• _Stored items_
--------------------------------

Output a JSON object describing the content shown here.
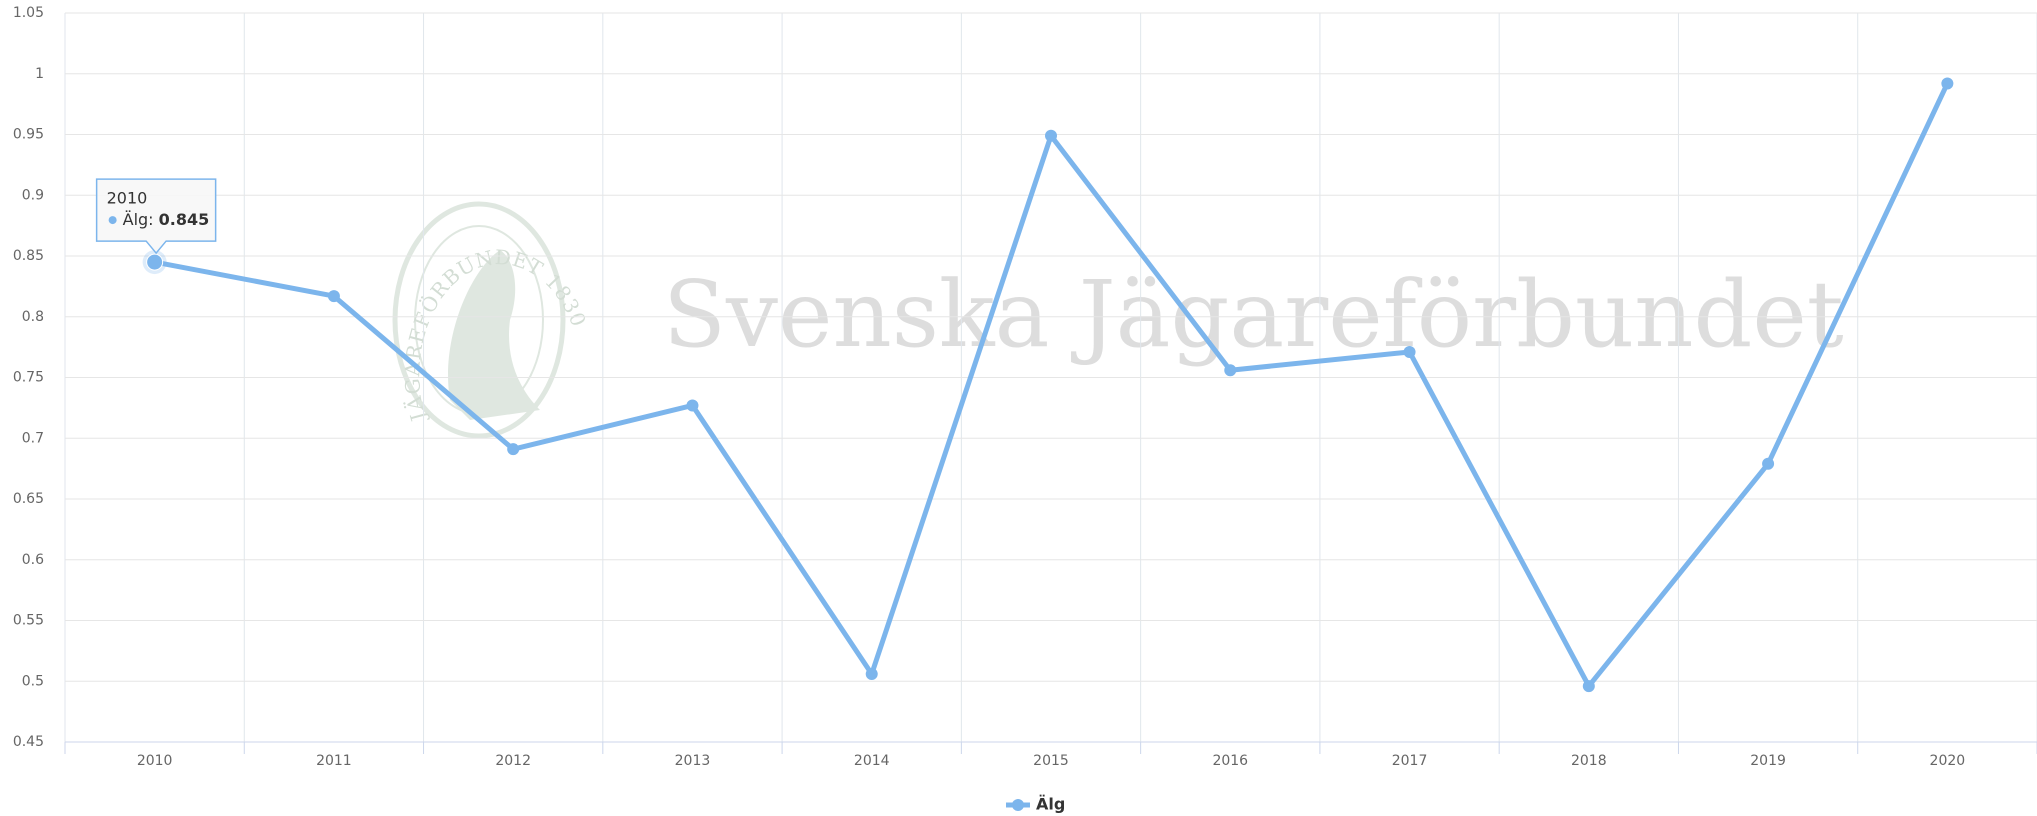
{
  "chart_data": {
    "type": "line",
    "categories": [
      "2010",
      "2011",
      "2012",
      "2013",
      "2014",
      "2015",
      "2016",
      "2017",
      "2018",
      "2019",
      "2020"
    ],
    "series": [
      {
        "name": "Älg",
        "color": "#7cb5ec",
        "values": [
          0.845,
          0.817,
          0.691,
          0.727,
          0.506,
          0.949,
          0.756,
          0.771,
          0.496,
          0.679,
          0.992
        ]
      }
    ],
    "ylim": [
      0.45,
      1.05
    ],
    "yticks": [
      0.45,
      0.5,
      0.55,
      0.6,
      0.65,
      0.7,
      0.75,
      0.8,
      0.85,
      0.9,
      0.95,
      1,
      1.05
    ],
    "grid": true,
    "legend": "bottom",
    "watermark": {
      "text": "Svenska Jägareförbundet",
      "emblem": "JÄGAREFÖRBUNDET 1830"
    }
  }
}
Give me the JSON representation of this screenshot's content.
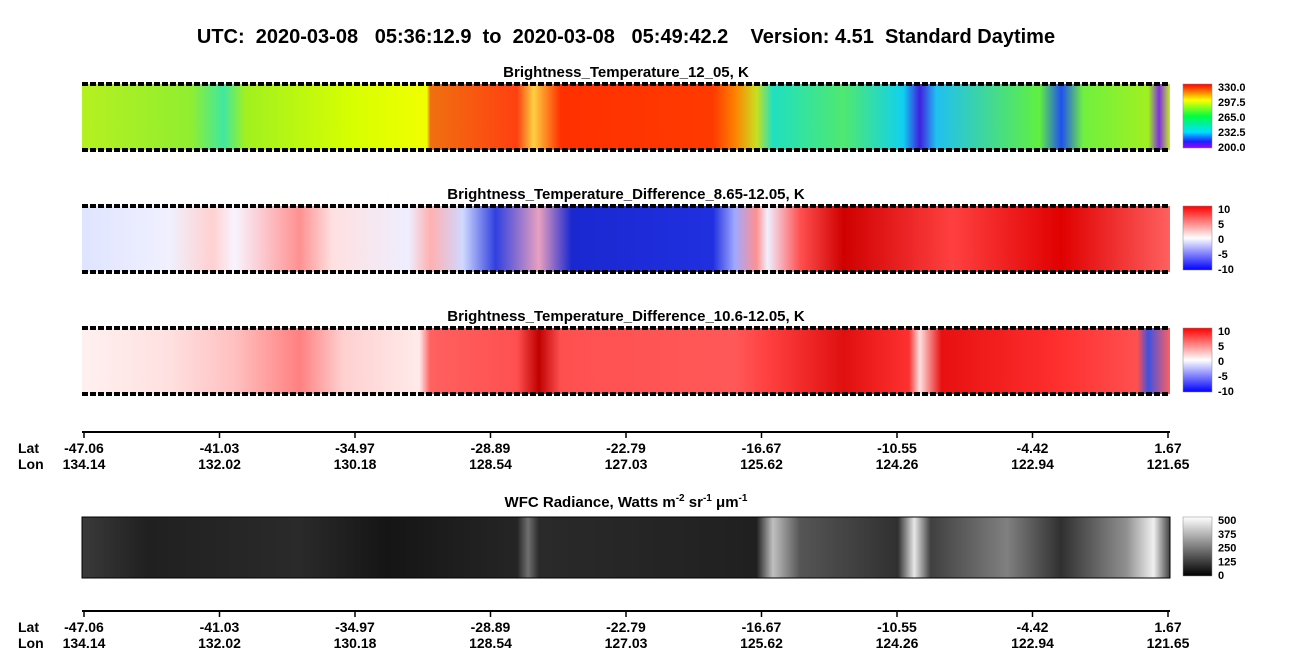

--------------------------------

Report how many lines in the entries hold the string "content". Nothing but the number is wanted.

2